## AIM
Write out the full listing exactly as given, minus the images.

## RECORDS PROVIDED
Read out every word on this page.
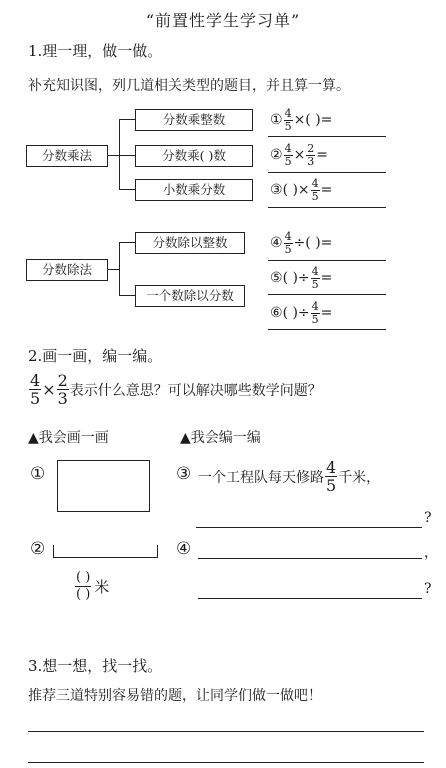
“前置性学生学习单”
1.理一理，做一做。
补充知识图，列几道相关类型的题目，并且算一算。
分数乘法
分数乘整数
分数乘( )数
小数乘分数
① $\frac{4}{5}$ ×( )=
② $\frac{4}{5} \times \frac{2}{3}$ =
③ ( )× $\frac{4}{5}$ =
分数除法
分数除以整数
一个数除以分数
④ $\frac{4}{5}$ ÷( )=
⑤ ( )÷ $\frac{4}{5}$ =
⑥ ( )÷ $\frac{4}{5}$ =
2.画一画，编一编。
$\frac{4}{5} \times \frac{2}{3}$ 表示什么意思？可以解决哪些数学问题？
▲我会画一画	▲我会编一编
①	③ 一个工程队每天修路 $\frac{4}{5}$ 千米，
?
②	④	，
( )
( ) 米	?
3.想一想，找一找。
推荐三道特别容易错的题，让同学们做一做吧！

## EXERCISE OUTPUT
Read out every word on this page.
“前置性学生学习单”
1.理一理，做一做。
补充知识图，列几道相关类型的题目，并且算一算。
分数乘法
分数乘整数
分数乘( )数
小数乘分数
① $\frac{4}{5}$ ×( )=
② $\frac{4}{5} \times \frac{2}{3}$ =
③ ( )× $\frac{4}{5}$ =
分数除法
分数除以整数
一个数除以分数
④ $\frac{4}{5}$ ÷( )=
⑤ ( )÷ $\frac{4}{5}$ =
⑥ ( )÷ $\frac{4}{5}$ =
2.画一画，编一编。
$\frac{4}{5} \times \frac{2}{3}$ 表示什么意思？可以解决哪些数学问题？
▲我会画一画	▲我会编一编
①	③ 一个工程队每天修路 $\frac{4}{5}$ 千米，
?
②	④	，
( )
( ) 米	?
3.想一想，找一找。
推荐三道特别容易错的题，让同学们做一做吧！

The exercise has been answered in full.